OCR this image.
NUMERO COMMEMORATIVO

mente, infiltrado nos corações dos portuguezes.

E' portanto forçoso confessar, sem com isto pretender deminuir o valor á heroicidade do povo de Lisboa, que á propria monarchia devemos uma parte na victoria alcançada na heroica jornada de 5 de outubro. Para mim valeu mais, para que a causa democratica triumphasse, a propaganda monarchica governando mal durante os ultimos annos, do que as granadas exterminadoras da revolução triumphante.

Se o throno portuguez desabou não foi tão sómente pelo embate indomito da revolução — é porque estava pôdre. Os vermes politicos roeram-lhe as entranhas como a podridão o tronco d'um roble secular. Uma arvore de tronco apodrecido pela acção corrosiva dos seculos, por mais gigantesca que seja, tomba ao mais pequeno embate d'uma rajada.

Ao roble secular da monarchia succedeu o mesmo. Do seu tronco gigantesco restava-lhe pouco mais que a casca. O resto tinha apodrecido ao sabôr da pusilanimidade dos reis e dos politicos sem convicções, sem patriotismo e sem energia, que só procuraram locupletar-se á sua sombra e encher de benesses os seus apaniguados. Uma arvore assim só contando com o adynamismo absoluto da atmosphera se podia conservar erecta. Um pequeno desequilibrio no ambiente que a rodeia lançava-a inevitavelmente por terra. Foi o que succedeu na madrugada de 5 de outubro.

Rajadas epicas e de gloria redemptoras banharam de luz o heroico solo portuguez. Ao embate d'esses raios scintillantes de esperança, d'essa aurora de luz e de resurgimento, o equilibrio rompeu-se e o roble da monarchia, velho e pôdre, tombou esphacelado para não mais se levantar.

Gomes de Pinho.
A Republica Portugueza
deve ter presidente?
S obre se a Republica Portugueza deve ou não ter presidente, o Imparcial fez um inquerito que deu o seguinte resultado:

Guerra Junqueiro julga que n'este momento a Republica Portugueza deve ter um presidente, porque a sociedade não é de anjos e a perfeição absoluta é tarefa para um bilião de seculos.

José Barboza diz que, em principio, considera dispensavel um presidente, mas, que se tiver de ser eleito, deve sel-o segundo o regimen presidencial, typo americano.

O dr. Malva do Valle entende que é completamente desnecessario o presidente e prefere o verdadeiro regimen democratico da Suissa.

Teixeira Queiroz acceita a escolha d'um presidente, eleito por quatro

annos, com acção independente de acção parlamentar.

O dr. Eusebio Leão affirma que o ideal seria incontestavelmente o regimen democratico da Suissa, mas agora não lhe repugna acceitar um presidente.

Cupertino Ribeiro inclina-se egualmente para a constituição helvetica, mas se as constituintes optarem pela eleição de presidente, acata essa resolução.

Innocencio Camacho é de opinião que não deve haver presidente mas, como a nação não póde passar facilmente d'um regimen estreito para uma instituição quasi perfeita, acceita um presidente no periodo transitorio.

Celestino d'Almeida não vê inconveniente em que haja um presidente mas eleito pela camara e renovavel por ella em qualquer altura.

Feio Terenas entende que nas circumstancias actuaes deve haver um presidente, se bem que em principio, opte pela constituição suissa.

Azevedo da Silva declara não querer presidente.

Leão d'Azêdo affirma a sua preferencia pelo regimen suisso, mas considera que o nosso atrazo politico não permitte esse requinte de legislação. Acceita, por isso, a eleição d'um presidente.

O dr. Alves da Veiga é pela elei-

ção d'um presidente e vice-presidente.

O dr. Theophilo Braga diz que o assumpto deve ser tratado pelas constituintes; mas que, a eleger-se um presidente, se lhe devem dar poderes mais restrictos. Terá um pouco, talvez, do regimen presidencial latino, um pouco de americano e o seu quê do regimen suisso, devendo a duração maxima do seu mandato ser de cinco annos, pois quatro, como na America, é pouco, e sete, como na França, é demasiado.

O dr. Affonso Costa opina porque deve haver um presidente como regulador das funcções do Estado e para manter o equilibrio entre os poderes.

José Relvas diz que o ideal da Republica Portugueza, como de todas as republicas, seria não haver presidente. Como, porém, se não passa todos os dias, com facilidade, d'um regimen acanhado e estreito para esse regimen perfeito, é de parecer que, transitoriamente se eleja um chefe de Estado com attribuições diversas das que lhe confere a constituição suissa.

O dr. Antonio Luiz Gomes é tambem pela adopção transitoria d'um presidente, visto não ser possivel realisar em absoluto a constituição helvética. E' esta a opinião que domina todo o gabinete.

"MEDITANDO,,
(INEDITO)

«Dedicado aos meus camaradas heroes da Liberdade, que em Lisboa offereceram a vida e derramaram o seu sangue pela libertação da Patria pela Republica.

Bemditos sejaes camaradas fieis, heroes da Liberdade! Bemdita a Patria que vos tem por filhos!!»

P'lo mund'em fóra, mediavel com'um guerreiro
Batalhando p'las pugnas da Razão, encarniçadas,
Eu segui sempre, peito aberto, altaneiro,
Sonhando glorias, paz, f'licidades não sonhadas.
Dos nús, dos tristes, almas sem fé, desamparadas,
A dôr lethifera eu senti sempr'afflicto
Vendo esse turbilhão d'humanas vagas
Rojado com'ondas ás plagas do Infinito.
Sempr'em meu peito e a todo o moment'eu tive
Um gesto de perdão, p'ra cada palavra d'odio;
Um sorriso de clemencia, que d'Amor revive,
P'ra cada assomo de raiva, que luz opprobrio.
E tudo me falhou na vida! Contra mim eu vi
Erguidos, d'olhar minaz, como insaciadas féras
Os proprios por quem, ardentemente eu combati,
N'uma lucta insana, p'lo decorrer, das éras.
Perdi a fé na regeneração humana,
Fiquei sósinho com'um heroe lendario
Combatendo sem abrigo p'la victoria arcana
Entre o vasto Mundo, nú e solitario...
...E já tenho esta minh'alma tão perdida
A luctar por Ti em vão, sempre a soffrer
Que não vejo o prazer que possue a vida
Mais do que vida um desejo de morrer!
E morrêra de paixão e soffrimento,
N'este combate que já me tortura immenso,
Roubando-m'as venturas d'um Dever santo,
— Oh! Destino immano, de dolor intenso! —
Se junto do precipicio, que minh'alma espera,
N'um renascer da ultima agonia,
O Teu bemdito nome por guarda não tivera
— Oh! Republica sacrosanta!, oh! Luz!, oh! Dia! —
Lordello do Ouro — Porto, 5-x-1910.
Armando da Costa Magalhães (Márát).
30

* _Stated task_: Only the number is wanted: how many lines in the entries above contain the word "quatro"?

* _Answer to this problem_: 2